Stored records
....
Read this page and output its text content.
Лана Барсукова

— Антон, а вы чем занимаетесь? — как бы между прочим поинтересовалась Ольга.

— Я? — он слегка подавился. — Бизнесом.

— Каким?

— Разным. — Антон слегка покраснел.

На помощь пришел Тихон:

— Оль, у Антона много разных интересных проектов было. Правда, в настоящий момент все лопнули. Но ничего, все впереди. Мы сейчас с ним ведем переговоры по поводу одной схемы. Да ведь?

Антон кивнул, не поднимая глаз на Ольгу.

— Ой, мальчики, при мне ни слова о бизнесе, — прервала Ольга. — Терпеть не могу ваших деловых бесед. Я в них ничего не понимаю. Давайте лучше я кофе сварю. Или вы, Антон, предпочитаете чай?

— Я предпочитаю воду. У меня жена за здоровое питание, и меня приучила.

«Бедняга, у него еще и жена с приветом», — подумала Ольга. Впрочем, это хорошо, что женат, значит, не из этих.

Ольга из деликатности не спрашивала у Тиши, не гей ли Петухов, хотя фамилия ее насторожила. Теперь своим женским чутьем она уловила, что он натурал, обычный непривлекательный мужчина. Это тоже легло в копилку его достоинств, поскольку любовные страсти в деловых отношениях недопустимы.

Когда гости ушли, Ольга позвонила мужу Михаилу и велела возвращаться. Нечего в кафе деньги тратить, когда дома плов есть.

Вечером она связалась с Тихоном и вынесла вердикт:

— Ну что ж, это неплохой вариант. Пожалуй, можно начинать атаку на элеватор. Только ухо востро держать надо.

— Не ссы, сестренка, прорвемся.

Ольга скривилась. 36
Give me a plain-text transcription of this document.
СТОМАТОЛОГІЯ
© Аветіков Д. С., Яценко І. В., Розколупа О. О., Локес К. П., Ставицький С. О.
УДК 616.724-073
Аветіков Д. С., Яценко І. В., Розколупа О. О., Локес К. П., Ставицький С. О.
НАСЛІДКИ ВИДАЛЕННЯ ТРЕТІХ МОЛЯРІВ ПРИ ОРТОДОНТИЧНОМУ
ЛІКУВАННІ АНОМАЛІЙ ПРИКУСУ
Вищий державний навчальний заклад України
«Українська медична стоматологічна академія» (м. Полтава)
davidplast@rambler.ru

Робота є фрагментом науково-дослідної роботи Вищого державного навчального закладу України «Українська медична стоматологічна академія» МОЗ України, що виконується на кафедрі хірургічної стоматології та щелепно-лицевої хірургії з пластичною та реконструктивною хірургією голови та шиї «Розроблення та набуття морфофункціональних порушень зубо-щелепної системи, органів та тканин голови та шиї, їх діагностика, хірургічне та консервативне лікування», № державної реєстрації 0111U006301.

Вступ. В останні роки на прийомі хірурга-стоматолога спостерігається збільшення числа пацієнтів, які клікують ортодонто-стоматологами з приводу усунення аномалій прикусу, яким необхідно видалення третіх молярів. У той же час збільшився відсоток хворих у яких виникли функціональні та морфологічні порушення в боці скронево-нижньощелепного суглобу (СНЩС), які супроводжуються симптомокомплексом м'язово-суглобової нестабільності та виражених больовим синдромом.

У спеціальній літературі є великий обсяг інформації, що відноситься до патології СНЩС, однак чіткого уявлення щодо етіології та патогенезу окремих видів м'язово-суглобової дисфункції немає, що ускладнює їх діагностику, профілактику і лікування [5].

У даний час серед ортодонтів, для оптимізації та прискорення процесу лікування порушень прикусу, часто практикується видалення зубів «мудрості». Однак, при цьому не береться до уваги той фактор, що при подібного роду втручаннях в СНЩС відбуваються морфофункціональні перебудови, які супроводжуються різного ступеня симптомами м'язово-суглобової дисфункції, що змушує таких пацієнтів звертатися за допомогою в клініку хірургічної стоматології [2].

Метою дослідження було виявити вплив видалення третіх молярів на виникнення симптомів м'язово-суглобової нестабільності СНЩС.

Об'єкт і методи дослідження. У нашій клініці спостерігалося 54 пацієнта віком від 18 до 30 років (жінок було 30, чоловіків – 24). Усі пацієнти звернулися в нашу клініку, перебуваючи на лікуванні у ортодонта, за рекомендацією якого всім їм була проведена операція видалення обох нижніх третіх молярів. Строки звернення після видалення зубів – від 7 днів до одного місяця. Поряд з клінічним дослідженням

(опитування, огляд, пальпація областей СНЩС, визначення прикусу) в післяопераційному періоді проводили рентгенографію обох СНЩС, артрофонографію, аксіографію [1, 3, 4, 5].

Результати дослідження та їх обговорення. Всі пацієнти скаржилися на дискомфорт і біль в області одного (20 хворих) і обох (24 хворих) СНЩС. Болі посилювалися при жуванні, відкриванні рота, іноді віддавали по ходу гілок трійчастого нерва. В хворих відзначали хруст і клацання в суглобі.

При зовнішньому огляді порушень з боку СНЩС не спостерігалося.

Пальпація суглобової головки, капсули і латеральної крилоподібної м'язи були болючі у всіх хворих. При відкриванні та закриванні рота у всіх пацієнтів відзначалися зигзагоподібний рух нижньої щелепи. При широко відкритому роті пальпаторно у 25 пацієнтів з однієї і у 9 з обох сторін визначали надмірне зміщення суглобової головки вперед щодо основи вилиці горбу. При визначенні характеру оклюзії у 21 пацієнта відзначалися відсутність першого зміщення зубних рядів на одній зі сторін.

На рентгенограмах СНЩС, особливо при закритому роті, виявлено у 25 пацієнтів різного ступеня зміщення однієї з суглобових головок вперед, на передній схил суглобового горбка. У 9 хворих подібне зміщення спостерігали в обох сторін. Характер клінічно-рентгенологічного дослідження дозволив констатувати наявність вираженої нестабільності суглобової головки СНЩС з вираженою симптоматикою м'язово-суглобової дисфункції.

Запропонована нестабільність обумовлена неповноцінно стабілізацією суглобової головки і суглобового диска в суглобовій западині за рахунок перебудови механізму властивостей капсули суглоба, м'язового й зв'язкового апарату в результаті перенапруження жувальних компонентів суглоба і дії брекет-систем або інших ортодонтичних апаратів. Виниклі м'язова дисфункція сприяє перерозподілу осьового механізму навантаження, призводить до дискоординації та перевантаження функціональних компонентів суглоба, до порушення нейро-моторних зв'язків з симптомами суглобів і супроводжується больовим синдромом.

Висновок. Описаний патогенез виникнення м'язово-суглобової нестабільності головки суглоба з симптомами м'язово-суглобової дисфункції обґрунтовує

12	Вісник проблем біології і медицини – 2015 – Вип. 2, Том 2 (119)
....
SHORT PROBLEM
Extract the full listing and reproduce each line exactly.

WRITTEN SOLUTION
Read this page and output its text content.
Лана Барсукова

— Антон, а вы чем занимаетесь? — как бы между прочим поинтересовалась Ольга.

— Я? — он слегка подавился. — Бизнесом.

— Каким?

— Разным. — Антон слегка покраснел.

На помощь пришел Тихон:

— Оль, у Антона много разных интересных проектов было. Правда, в настоящий момент все лопнули. Но ничего, все впереди. Мы сейчас с ним ведем переговоры по поводу одной схемы. Да ведь?

Антон кивнул, не поднимая глаз на Ольгу.

— Ой, мальчики, при мне ни слова о бизнесе, — прервала Ольга. — Терпеть не могу ваших деловых бесед. Я в них ничего не понимаю. Давайте лучше я кофе сварю. Или вы, Антон, предпочитаете чай?

— Я предпочитаю воду. У меня жена за здоровое питание, и меня приучила.

«Бедняга, у него еще и жена с приветом», — подумала Ольга. Впрочем, это хорошо, что женат, значит, не из этих.

Ольга из деликатности не спрашивала у Тиши, не гей ли Петухов, хотя фамилия ее насторожила. Теперь своим женским чутьем она уловила, что он натурал, обычный непривлекательный мужчина. Это тоже легло в копилку его достоинств, поскольку любовные страсти в деловых отношениях недопустимы.

Когда гости ушли, Ольга позвонила мужу Михаилу и велела возвращаться. Нечего в кафе деньги тратить, когда дома плов есть.

Вечером она связалась с Тихоном и вынесла вердикт:

— Ну что ж, это неплохой вариант. Пожалуй, можно начинать атаку на элеватор. Только ухо востро держать надо.

— Не ссы, сестренка, прорвемся.

Ольга скривилась. 36
Give me a plain-text transcription of this document.
СТОМАТОЛОГІЯ
© Аветіков Д. С., Яценко І. В., Розколупа О. О., Локес К. П., Ставицький С. О.
УДК 616.724-073
Аветіков Д. С., Яценко І. В., Розколупа О. О., Локес К. П., Ставицький С. О.
НАСЛІДКИ ВИДАЛЕННЯ ТРЕТІХ МОЛЯРІВ ПРИ ОРТОДОНТИЧНОМУ
ЛІКУВАННІ АНОМАЛІЙ ПРИКУСУ
Вищий державний навчальний заклад України
«Українська медична стоматологічна академія» (м. Полтава)
davidplast@rambler.ru

Робота є фрагментом науково-дослідної роботи Вищого державного навчального закладу України «Українська медична стоматологічна академія» МОЗ України, що виконується на кафедрі хірургічної стоматології та щелепно-лицевої хірургії з пластичною та реконструктивною хірургією голови та шиї «Розроблення та набуття морфофункціональних порушень зубо-щелепної системи, органів та тканин голови та шиї, їх діагностика, хірургічне та консервативне лікування», № державної реєстрації 0111U006301.

Вступ. В останні роки на прийомі хірурга-стоматолога спостерігається збільшення числа пацієнтів, які клікують ортодонто-стоматологами з приводу усунення аномалій прикусу, яким необхідно видалення третіх молярів. У той же час збільшився відсоток хворих у яких виникли функціональні та морфологічні порушення в боці скронево-нижньощелепного суглобу (СНЩС), які супроводжуються симптомокомплексом м'язово-суглобової нестабільності та виражених больовим синдромом.

У спеціальній літературі є великий обсяг інформації, що відноситься до патології СНЩС, однак чіткого уявлення щодо етіології та патогенезу окремих видів м'язово-суглобової дисфункції немає, що ускладнює їх діагностику, профілактику і лікування [5].

У даний час серед ортодонтів, для оптимізації та прискорення процесу лікування порушень прикусу, часто практикується видалення зубів «мудрості». Однак, при цьому не береться до уваги той фактор, що при подібного роду втручаннях в СНЩС відбуваються морфофункціональні перебудови, які супроводжуються різного ступеня симптомами м'язово-суглобової дисфункції, що змушує таких пацієнтів звертатися за допомогою в клініку хірургічної стоматології [2].

Метою дослідження було виявити вплив видалення третіх молярів на виникнення симптомів м'язово-суглобової нестабільності СНЩС.

Об'єкт і методи дослідження. У нашій клініці спостерігалося 54 пацієнта віком від 18 до 30 років (жінок було 30, чоловіків – 24). Усі пацієнти звернулися в нашу клініку, перебуваючи на лікуванні у ортодонта, за рекомендацією якого всім їм була проведена операція видалення обох нижніх третіх молярів. Строки звернення після видалення зубів – від 7 днів до одного місяця. Поряд з клінічним дослідженням

(опитування, огляд, пальпація областей СНЩС, визначення прикусу) в післяопераційному періоді проводили рентгенографію обох СНЩС, артрофонографію, аксіографію [1, 3, 4, 5].

Результати дослідження та їх обговорення. Всі пацієнти скаржилися на дискомфорт і біль в області одного (20 хворих) і обох (24 хворих) СНЩС. Болі посилювалися при жуванні, відкриванні рота, іноді віддавали по ходу гілок трійчастого нерва. В хворих відзначали хруст і клацання в суглобі.

При зовнішньому огляді порушень з боку СНЩС не спостерігалося.

Пальпація суглобової головки, капсули і латеральної крилоподібної м'язи були болючі у всіх хворих. При відкриванні та закриванні рота у всіх пацієнтів відзначалися зигзагоподібний рух нижньої щелепи. При широко відкритому роті пальпаторно у 25 пацієнтів з однієї і у 9 з обох сторін визначали надмірне зміщення суглобової головки вперед щодо основи вилиці горбу. При визначенні характеру оклюзії у 21 пацієнта відзначалися відсутність першого зміщення зубних рядів на одній зі сторін.

На рентгенограмах СНЩС, особливо при закритому роті, виявлено у 25 пацієнтів різного ступеня зміщення однієї з суглобових головок вперед, на передній схил суглобового горбка. У 9 хворих подібне зміщення спостерігали в обох сторін. Характер клінічно-рентгенологічного дослідження дозволив констатувати наявність вираженої нестабільності суглобової головки СНЩС з вираженою симптоматикою м'язово-суглобової дисфункції.

Запропонована нестабільність обумовлена неповноцінно стабілізацією суглобової головки і суглобового диска в суглобовій западині за рахунок перебудови механізму властивостей капсули суглоба, м'язового й зв'язкового апарату в результаті перенапруження жувальних компонентів суглоба і дії брекет-систем або інших ортодонтичних апаратів. Виниклі м'язова дисфункція сприяє перерозподілу осьового механізму навантаження, призводить до дискоординації та перевантаження функціональних компонентів суглоба, до порушення нейро-моторних зв'язків з симптомами суглобів і супроводжується больовим синдромом.

Висновок. Описаний патогенез виникнення м'язово-суглобової нестабільності головки суглоба з симптомами м'язово-суглобової дисфункції обґрунтовує

12	Вісник проблем біології і медицини – 2015 – Вип. 2, Том 2 (119)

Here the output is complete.